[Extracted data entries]
■ ■ ■ ■ ■ ■ ■

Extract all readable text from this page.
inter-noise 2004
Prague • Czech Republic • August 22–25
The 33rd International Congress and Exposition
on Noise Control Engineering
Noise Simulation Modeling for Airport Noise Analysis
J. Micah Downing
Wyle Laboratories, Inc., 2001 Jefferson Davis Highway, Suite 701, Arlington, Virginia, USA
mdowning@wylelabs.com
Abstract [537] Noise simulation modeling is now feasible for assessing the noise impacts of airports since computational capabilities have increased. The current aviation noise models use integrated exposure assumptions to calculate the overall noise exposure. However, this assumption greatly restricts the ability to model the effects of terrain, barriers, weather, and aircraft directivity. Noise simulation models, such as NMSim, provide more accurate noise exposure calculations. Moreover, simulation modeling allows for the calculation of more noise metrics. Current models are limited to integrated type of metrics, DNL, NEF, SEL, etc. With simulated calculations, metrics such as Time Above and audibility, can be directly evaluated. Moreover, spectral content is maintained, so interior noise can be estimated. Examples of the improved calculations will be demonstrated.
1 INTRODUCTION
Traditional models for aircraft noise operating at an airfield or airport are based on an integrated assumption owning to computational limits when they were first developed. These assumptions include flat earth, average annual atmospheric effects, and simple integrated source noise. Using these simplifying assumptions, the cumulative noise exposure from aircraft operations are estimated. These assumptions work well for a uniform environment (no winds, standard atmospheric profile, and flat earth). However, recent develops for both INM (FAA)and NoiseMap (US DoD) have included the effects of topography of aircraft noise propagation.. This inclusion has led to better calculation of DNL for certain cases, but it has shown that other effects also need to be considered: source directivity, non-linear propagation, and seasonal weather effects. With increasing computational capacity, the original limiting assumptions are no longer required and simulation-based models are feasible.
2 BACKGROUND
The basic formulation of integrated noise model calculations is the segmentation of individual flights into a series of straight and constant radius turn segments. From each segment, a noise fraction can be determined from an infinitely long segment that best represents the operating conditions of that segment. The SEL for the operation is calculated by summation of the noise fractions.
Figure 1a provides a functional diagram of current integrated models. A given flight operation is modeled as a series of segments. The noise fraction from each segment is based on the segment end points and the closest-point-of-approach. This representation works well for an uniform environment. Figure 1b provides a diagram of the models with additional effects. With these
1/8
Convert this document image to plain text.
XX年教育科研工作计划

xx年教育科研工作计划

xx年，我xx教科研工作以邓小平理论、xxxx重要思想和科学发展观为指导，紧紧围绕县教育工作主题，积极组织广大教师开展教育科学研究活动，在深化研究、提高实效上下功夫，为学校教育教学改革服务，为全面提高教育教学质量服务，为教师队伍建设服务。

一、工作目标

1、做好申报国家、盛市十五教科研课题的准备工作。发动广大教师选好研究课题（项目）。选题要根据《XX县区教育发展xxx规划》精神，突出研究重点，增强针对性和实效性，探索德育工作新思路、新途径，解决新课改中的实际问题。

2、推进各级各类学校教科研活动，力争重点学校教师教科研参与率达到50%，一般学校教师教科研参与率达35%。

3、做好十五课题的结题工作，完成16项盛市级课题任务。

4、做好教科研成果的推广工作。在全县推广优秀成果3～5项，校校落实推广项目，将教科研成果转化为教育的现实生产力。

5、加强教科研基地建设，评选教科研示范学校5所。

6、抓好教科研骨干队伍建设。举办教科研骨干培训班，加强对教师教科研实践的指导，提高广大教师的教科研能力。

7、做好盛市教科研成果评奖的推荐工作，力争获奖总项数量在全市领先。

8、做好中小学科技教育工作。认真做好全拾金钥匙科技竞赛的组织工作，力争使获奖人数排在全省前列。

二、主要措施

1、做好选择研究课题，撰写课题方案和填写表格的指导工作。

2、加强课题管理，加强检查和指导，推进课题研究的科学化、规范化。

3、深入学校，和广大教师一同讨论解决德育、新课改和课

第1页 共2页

■ ■ ■ ■ ■ ■ ■

• What you will do: Every record should be repeated exactly; please leave none out.

• Correct answer:
Extract all readable text from this page.
inter-noise 2004
Prague • Czech Republic • August 22–25
The 33rd International Congress and Exposition
on Noise Control Engineering
Noise Simulation Modeling for Airport Noise Analysis
J. Micah Downing
Wyle Laboratories, Inc., 2001 Jefferson Davis Highway, Suite 701, Arlington, Virginia, USA
mdowning@wylelabs.com
Abstract [537] Noise simulation modeling is now feasible for assessing the noise impacts of airports since computational capabilities have increased. The current aviation noise models use integrated exposure assumptions to calculate the overall noise exposure. However, this assumption greatly restricts the ability to model the effects of terrain, barriers, weather, and aircraft directivity. Noise simulation models, such as NMSim, provide more accurate noise exposure calculations. Moreover, simulation modeling allows for the calculation of more noise metrics. Current models are limited to integrated type of metrics, DNL, NEF, SEL, etc. With simulated calculations, metrics such as Time Above and audibility, can be directly evaluated. Moreover, spectral content is maintained, so interior noise can be estimated. Examples of the improved calculations will be demonstrated.
1 INTRODUCTION
Traditional models for aircraft noise operating at an airfield or airport are based on an integrated assumption owning to computational limits when they were first developed. These assumptions include flat earth, average annual atmospheric effects, and simple integrated source noise. Using these simplifying assumptions, the cumulative noise exposure from aircraft operations are estimated. These assumptions work well for a uniform environment (no winds, standard atmospheric profile, and flat earth). However, recent develops for both INM (FAA)and NoiseMap (US DoD) have included the effects of topography of aircraft noise propagation.. This inclusion has led to better calculation of DNL for certain cases, but it has shown that other effects also need to be considered: source directivity, non-linear propagation, and seasonal weather effects. With increasing computational capacity, the original limiting assumptions are no longer required and simulation-based models are feasible.
2 BACKGROUND
The basic formulation of integrated noise model calculations is the segmentation of individual flights into a series of straight and constant radius turn segments. From each segment, a noise fraction can be determined from an infinitely long segment that best represents the operating conditions of that segment. The SEL for the operation is calculated by summation of the noise fractions.
Figure 1a provides a functional diagram of current integrated models. A given flight operation is modeled as a series of segments. The noise fraction from each segment is based on the segment end points and the closest-point-of-approach. This representation works well for an uniform environment. Figure 1b provides a diagram of the models with additional effects. With these
1/8
Convert this document image to plain text.
XX年教育科研工作计划

xx年教育科研工作计划

xx年，我xx教科研工作以邓小平理论、xxxx重要思想和科学发展观为指导，紧紧围绕县教育工作主题，积极组织广大教师开展教育科学研究活动，在深化研究、提高实效上下功夫，为学校教育教学改革服务，为全面提高教育教学质量服务，为教师队伍建设服务。

一、工作目标

1、做好申报国家、盛市十五教科研课题的准备工作。发动广大教师选好研究课题（项目）。选题要根据《XX县区教育发展xxx规划》精神，突出研究重点，增强针对性和实效性，探索德育工作新思路、新途径，解决新课改中的实际问题。

2、推进各级各类学校教科研活动，力争重点学校教师教科研参与率达到50%，一般学校教师教科研参与率达35%。

3、做好十五课题的结题工作，完成16项盛市级课题任务。

4、做好教科研成果的推广工作。在全县推广优秀成果3～5项，校校落实推广项目，将教科研成果转化为教育的现实生产力。

5、加强教科研基地建设，评选教科研示范学校5所。

6、抓好教科研骨干队伍建设。举办教科研骨干培训班，加强对教师教科研实践的指导，提高广大教师的教科研能力。

7、做好盛市教科研成果评奖的推荐工作，力争获奖总项数量在全市领先。

8、做好中小学科技教育工作。认真做好全拾金钥匙科技竞赛的组织工作，力争使获奖人数排在全省前列。

二、主要措施

1、做好选择研究课题，撰写课题方案和填写表格的指导工作。

2、加强课题管理，加强检查和指导，推进课题研究的科学化、规范化。

3、深入学校，和广大教师一同讨论解决德育、新课改和课

第1页 共2页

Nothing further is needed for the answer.